(OBJECTIVE): Each line of the material below that holds the word "name" needs to be copied.

-- LISTED ENTRIES start --

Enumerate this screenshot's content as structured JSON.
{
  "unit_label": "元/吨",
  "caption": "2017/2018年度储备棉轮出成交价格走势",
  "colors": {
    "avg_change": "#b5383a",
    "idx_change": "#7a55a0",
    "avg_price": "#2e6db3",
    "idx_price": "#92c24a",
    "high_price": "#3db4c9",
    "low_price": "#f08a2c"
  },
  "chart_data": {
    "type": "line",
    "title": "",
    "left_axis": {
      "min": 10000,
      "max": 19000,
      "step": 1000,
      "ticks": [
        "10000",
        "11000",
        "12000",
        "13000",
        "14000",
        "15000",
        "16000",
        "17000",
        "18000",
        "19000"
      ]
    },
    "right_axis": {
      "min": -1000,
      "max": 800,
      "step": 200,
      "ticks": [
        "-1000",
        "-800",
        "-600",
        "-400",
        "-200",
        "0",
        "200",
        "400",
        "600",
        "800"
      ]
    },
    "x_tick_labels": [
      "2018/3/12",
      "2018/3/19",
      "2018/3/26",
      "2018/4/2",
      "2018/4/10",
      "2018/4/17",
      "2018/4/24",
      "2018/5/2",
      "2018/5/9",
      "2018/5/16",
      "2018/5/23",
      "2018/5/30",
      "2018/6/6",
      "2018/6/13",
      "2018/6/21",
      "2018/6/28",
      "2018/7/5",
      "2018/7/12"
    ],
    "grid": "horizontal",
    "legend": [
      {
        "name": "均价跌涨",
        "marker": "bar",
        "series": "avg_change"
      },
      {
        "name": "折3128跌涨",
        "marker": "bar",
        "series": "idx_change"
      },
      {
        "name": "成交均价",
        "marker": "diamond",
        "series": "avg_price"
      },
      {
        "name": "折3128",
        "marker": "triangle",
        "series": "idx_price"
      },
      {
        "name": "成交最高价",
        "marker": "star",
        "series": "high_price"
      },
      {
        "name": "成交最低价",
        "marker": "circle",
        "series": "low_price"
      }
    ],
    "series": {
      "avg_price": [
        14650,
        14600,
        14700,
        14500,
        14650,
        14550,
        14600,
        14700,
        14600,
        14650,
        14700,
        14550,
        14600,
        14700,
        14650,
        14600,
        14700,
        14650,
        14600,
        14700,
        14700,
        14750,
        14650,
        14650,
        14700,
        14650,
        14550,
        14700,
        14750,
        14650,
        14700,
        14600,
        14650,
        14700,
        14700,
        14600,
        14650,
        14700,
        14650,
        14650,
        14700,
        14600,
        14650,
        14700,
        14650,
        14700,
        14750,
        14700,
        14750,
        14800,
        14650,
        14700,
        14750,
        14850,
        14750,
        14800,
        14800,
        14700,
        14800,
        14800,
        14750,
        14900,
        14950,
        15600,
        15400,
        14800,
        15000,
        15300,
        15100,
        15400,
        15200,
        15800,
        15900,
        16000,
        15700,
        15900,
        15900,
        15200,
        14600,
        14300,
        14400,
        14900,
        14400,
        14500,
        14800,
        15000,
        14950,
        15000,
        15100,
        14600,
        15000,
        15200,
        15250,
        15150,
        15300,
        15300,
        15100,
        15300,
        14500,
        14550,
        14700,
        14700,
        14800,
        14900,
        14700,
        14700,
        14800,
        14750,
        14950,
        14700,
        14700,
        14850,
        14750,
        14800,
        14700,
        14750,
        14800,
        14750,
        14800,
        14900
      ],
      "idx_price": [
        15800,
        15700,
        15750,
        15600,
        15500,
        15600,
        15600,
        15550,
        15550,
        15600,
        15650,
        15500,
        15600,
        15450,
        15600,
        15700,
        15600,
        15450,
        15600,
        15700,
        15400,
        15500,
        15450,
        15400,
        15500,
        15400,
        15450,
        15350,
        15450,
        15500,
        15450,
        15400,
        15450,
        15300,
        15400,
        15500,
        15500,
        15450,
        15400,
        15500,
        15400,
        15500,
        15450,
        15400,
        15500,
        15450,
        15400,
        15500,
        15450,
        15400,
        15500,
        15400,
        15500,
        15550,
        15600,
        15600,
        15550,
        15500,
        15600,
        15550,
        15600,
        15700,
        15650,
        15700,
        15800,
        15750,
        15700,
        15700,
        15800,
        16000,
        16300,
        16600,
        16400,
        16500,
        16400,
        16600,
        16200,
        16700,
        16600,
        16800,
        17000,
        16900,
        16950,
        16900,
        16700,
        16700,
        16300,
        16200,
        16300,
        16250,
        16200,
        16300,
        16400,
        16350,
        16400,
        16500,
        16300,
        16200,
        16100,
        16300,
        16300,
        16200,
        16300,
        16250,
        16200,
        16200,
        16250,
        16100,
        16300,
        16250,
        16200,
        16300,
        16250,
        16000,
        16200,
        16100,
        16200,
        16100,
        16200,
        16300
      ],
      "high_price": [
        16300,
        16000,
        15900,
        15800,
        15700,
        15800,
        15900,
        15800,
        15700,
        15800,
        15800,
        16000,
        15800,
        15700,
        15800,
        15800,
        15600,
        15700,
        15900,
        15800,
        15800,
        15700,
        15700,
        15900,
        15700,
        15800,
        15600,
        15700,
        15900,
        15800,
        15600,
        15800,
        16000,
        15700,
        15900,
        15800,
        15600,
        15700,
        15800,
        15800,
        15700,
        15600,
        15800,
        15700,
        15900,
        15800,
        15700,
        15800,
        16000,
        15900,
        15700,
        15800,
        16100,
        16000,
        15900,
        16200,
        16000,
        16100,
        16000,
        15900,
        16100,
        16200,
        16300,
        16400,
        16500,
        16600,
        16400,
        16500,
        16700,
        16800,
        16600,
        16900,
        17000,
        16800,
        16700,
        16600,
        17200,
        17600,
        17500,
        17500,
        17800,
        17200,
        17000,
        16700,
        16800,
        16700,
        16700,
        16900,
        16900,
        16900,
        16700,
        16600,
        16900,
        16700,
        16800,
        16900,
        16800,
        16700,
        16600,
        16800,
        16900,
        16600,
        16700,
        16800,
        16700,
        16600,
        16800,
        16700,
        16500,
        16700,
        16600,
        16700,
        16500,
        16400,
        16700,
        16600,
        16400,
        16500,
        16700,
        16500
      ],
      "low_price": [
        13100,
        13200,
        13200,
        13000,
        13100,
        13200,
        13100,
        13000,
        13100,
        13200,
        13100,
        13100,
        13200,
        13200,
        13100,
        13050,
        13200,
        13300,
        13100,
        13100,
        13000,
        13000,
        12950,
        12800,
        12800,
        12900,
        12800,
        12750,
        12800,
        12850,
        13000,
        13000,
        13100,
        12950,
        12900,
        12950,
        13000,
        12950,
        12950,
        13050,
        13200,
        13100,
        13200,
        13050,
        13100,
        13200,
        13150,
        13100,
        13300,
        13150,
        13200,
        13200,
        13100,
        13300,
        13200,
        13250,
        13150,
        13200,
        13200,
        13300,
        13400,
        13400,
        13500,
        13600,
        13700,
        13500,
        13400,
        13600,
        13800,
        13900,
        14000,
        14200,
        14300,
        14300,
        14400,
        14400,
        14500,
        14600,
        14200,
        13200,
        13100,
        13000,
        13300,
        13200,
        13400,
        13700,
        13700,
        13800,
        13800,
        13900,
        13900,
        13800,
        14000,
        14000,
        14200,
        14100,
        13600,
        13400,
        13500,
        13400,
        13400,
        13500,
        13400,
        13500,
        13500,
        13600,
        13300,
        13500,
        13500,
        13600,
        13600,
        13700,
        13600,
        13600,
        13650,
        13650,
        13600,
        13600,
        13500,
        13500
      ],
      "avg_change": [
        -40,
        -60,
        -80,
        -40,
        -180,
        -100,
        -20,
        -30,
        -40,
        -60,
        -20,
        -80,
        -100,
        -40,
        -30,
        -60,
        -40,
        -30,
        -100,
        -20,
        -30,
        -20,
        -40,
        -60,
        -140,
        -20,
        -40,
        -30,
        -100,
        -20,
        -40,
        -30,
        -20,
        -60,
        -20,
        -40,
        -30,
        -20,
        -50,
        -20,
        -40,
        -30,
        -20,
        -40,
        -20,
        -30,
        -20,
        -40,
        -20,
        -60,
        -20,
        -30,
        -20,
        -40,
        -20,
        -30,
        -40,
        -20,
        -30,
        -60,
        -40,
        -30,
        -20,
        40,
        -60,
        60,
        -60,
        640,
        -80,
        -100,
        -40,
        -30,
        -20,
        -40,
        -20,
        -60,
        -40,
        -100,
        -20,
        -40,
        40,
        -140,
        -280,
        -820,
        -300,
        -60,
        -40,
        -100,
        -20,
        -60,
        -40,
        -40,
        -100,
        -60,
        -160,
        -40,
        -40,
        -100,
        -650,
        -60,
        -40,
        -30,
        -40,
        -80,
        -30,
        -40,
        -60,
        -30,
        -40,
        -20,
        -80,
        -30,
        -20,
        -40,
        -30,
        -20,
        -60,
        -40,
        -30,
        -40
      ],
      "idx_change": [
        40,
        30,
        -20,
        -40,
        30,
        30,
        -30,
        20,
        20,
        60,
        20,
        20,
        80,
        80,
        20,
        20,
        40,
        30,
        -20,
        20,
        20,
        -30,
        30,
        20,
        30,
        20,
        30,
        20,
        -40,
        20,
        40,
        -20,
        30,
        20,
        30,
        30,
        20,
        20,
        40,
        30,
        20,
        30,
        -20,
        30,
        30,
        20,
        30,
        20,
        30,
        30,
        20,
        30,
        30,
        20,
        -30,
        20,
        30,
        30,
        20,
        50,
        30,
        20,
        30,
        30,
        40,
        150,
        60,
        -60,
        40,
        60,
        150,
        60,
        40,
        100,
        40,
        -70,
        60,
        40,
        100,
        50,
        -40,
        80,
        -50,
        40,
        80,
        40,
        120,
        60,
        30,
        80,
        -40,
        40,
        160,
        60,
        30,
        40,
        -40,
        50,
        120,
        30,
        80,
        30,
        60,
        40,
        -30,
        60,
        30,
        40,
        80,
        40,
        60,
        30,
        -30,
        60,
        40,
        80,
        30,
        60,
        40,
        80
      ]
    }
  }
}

-- LISTED ENTRIES end --

(ANSWER TO THE EXERCISE):
        "name": "均价跌涨",
        "name": "折3128跌涨",
        "name": "成交均价",
        "name": "折3128",
        "name": "成交最高价",
        "name": "成交最低价",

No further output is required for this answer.